▸ The request
In the entries that follow, find the word "evRing" and report each line it is on.

--- begin Data supplied ---

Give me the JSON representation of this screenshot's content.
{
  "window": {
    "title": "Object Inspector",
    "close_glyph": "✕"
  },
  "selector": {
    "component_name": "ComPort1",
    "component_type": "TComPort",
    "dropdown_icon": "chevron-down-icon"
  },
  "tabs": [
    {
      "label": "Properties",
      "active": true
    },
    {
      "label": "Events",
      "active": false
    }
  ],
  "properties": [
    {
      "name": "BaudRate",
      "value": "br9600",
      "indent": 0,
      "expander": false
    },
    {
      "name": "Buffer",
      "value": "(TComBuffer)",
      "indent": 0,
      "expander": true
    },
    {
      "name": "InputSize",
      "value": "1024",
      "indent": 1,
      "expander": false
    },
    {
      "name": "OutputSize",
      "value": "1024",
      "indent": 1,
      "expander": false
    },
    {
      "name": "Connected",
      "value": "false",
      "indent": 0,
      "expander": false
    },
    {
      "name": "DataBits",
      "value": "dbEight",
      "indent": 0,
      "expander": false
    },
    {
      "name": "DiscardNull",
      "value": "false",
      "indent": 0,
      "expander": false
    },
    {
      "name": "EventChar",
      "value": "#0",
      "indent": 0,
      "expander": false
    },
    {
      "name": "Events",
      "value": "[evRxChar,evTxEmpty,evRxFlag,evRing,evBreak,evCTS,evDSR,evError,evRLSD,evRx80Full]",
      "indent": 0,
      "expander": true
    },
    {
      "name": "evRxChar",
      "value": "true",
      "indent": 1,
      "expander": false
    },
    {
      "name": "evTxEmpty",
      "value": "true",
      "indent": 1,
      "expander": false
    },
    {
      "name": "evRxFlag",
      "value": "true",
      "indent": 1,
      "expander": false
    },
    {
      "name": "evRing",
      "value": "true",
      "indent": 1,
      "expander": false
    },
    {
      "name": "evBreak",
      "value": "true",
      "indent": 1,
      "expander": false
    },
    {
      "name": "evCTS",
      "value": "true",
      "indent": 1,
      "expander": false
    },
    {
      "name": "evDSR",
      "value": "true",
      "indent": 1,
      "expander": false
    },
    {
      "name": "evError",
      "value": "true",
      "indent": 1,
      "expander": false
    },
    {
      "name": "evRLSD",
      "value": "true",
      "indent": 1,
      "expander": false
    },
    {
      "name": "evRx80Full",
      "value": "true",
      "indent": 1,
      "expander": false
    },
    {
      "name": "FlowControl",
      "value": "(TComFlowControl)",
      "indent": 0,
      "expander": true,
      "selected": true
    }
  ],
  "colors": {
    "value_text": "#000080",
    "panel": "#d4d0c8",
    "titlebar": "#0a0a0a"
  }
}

--- end Data supplied ---

▸ Full response
      "value": "[evRxChar,evTxEmpty,evRxFlag,evRing,evBreak,evCTS,evDSR,evError,evRLSD,evRx80Full]",
      "name": "evRing",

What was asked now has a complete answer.